**Exercise aim**
Find how many lines in the data below mention "three". Give the number only.

**** Provided entries

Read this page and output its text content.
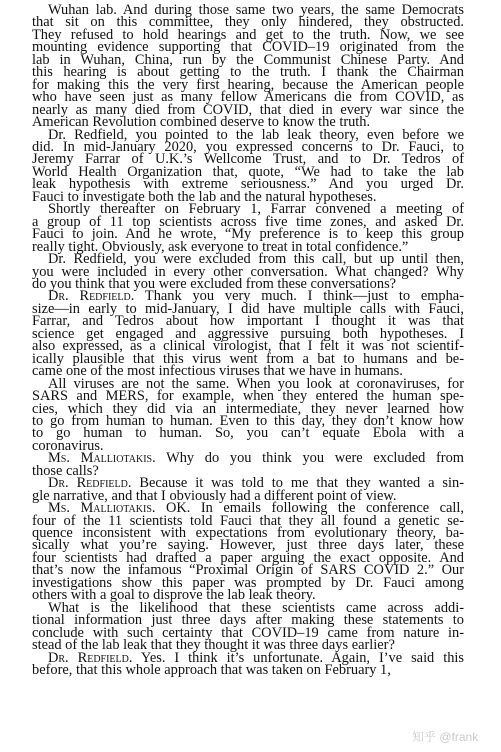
Wuhan lab. And during those same two years, the same Democrats
that sit on this committee, they only hindered, they obstructed.
They refused to hold hearings and get to the truth. Now, we see
mounting evidence supporting that COVID–19 originated from the
lab in Wuhan, China, run by the Communist Chinese Party. And
this hearing is about getting to the truth. I thank the Chairman
for making this the very first hearing, because the American people
who have seen just as many fellow Americans die from COVID, as
nearly as many died from COVID, that died in every war since the
American Revolution combined deserve to know the truth.
Dr. Redfield, you pointed to the lab leak theory, even before we
did. In mid-January 2020, you expressed concerns to Dr. Fauci, to
Jeremy Farrar of U.K.’s Wellcome Trust, and to Dr. Tedros of
World Health Organization that, quote, “We had to take the lab
leak hypothesis with extreme seriousness.” And you urged Dr.
Fauci to investigate both the lab and the natural hypotheses.
Shortly thereafter on February 1, Farrar convened a meeting of
a group of 11 top scientists across five time zones, and asked Dr.
Fauci to join. And he wrote, “My preference is to keep this group
really tight. Obviously, ask everyone to treat in total confidence.”
Dr. Redfield, you were excluded from this call, but up until then,
you were included in every other conversation. What changed? Why
do you think that you were excluded from these conversations?
Dr. Redfield. Thank you very much. I think—just to empha-
size—in early to mid-January, I did have multiple calls with Fauci,
Farrar, and Tedros about how important I thought it was that
science get engaged and aggressive pursuing both hypotheses. I
also expressed, as a clinical virologist, that I felt it was not scientif-
ically plausible that this virus went from a bat to humans and be-
came one of the most infectious viruses that we have in humans.
All viruses are not the same. When you look at coronaviruses, for
SARS and MERS, for example, when they entered the human spe-
cies, which they did via an intermediate, they never learned how
to go from human to human. Even to this day, they don’t know how
to go human to human. So, you can’t equate Ebola with a
coronavirus.
Ms. Malliotakis. Why do you think you were excluded from
those calls?
Dr. Redfield. Because it was told to me that they wanted a sin-
gle narrative, and that I obviously had a different point of view.
Ms. Malliotakis. OK. In emails following the conference call,
four of the 11 scientists told Fauci that they all found a genetic se-
quence inconsistent with expectations from evolutionary theory, ba-
sically what you’re saying. However, just three days later, these
four scientists had drafted a paper arguing the exact opposite. And
that’s now the infamous “Proximal Origin of SARS COVID 2.” Our
investigations show this paper was prompted by Dr. Fauci among
others with a goal to disprove the lab leak theory.
What is the likelihood that these scientists came across addi-
tional information just three days after making these statements to
conclude with such certainty that COVID–19 came from nature in-
stead of the lab leak that they thought it was three days earlier?
Dr. Redfield. Yes. I think it’s unfortunate. Again, I’ve said this
before, that this whole approach that was taken on February 1,
知乎 @frank
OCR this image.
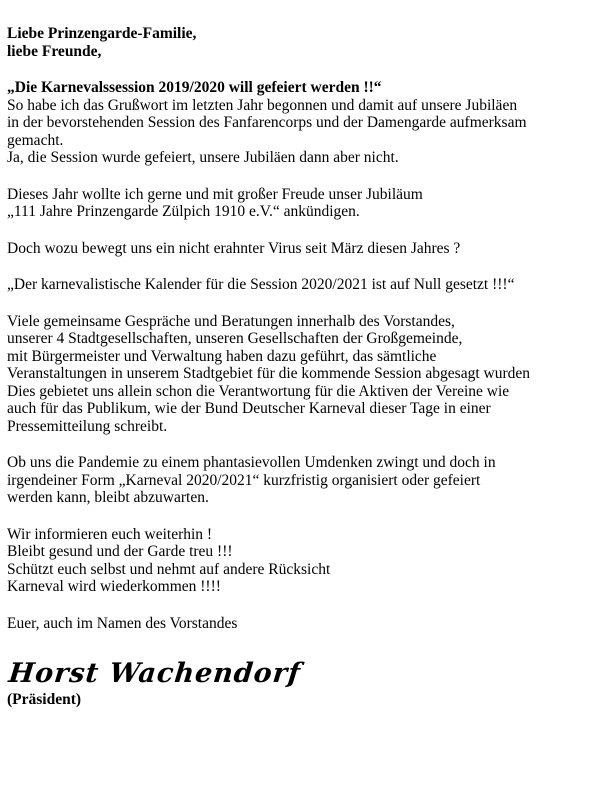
Liebe Prinzengarde-Familie,
liebe Freunde,
„Die Karnevalssession 2019/2020 will gefeiert werden !!“
So habe ich das Grußwort im letzten Jahr begonnen und damit auf unsere Jubiläen
in der bevorstehenden Session des Fanfarencorps und der Damengarde aufmerksam
gemacht.
Ja, die Session wurde gefeiert, unsere Jubiläen dann aber nicht.
Dieses Jahr wollte ich gerne und mit großer Freude unser Jubiläum
„111 Jahre Prinzengarde Zülpich 1910 e.V.“ ankündigen.
Doch wozu bewegt uns ein nicht erahnter Virus seit März diesen Jahres ?
„Der karnevalistische Kalender für die Session 2020/2021 ist auf Null gesetzt !!!“
Viele gemeinsame Gespräche und Beratungen innerhalb des Vorstandes,
unserer 4 Stadtgesellschaften, unseren Gesellschaften der Großgemeinde,
mit Bürgermeister und Verwaltung haben dazu geführt, das sämtliche
Veranstaltungen in unserem Stadtgebiet für die kommende Session abgesagt wurden
Dies gebietet uns allein schon die Verantwortung für die Aktiven der Vereine wie
auch für das Publikum, wie der Bund Deutscher Karneval dieser Tage in einer
Pressemitteilung schreibt.
Ob uns die Pandemie zu einem phantasievollen Umdenken zwingt und doch in
irgendeiner Form „Karneval 2020/2021“ kurzfristig organisiert oder gefeiert
werden kann, bleibt abzuwarten.
Wir informieren euch weiterhin !
Bleibt gesund und der Garde treu !!!
Schützt euch selbst und nehmt auf andere Rücksicht
Karneval wird wiederkommen !!!!
Euer, auch im Namen des Vorstandes
Horst Wachendorf
(Präsident)
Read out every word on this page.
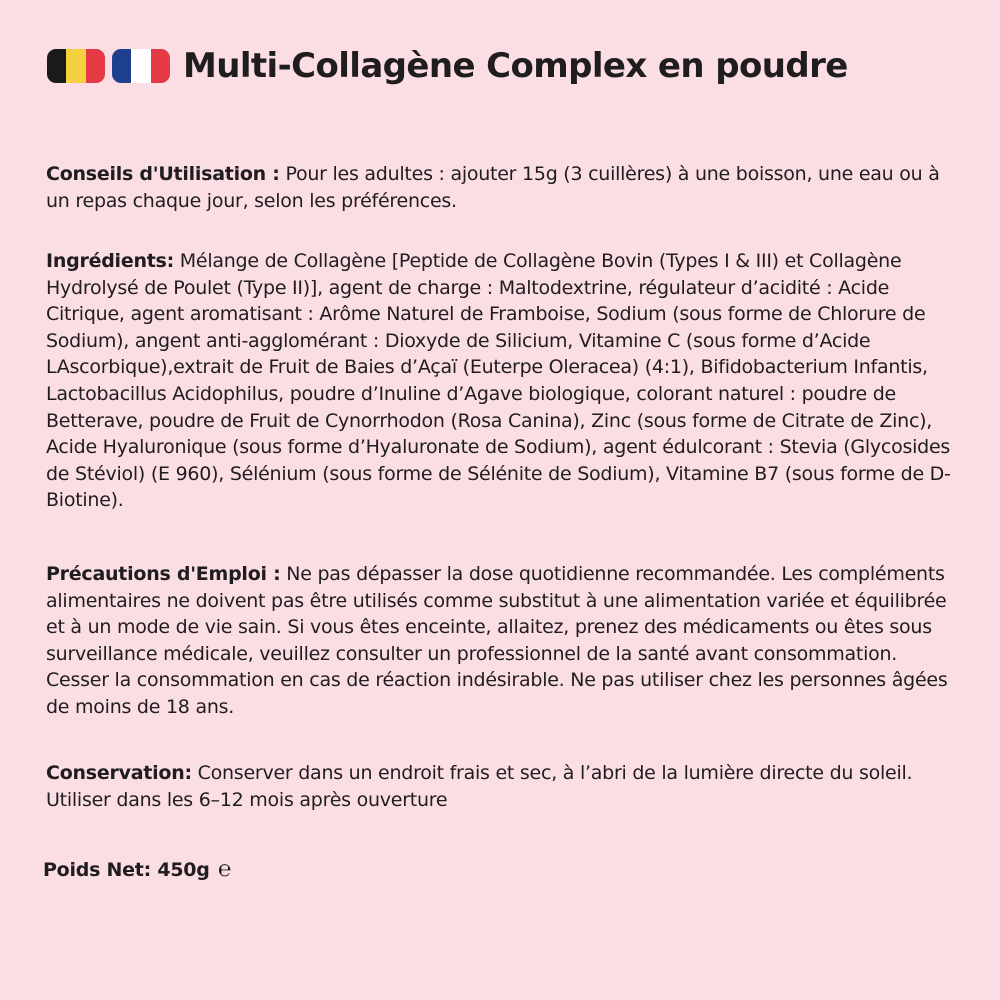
Multi-Collagène Complex en poudre

Conseils d'Utilisation : Pour les adultes : ajouter 15g (3 cuillères) à une boisson, une eau ou à un repas chaque jour, selon les préférences.

Ingrédients: Mélange de Collagène [Peptide de Collagène Bovin (Types I & III) et Collagène Hydrolysé de Poulet (Type II)], agent de charge : Maltodextrine, régulateur d’acidité : Acide Citrique, agent aromatisant : Arôme Naturel de Framboise, Sodium (sous forme de Chlorure de Sodium), angent anti-agglomérant : Dioxyde de Silicium, Vitamine C (sous forme d’Acide LAscorbique),extrait de Fruit de Baies d’Açaï (Euterpe Oleracea) (4:1), Bifidobacterium Infantis, Lactobacillus Acidophilus, poudre d’Inuline d’Agave biologique, colorant naturel : poudre de Betterave, poudre de Fruit de Cynorrhodon (Rosa Canina), Zinc (sous forme de Citrate de Zinc), Acide Hyaluronique (sous forme d’Hyaluronate de Sodium), agent édulcorant : Stevia (Glycosides de Stéviol) (E 960), Sélénium (sous forme de Sélénite de Sodium), Vitamine B7 (sous forme de D-Biotine).

Précautions d'Emploi : Ne pas dépasser la dose quotidienne recommandée. Les compléments alimentaires ne doivent pas être utilisés comme substitut à une alimentation variée et équilibrée et à un mode de vie sain. Si vous êtes enceinte, allaitez, prenez des médicaments ou êtes sous surveillance médicale, veuillez consulter un professionnel de la santé avant consommation. Cesser la consommation en cas de réaction indésirable. Ne pas utiliser chez les personnes âgées de moins de 18 ans.

Conservation: Conserver dans un endroit frais et sec, à l’abri de la lumière directe du soleil. Utiliser dans les 6–12 mois après ouverture

Poids Net: 450g ℮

********

**Answer section**
3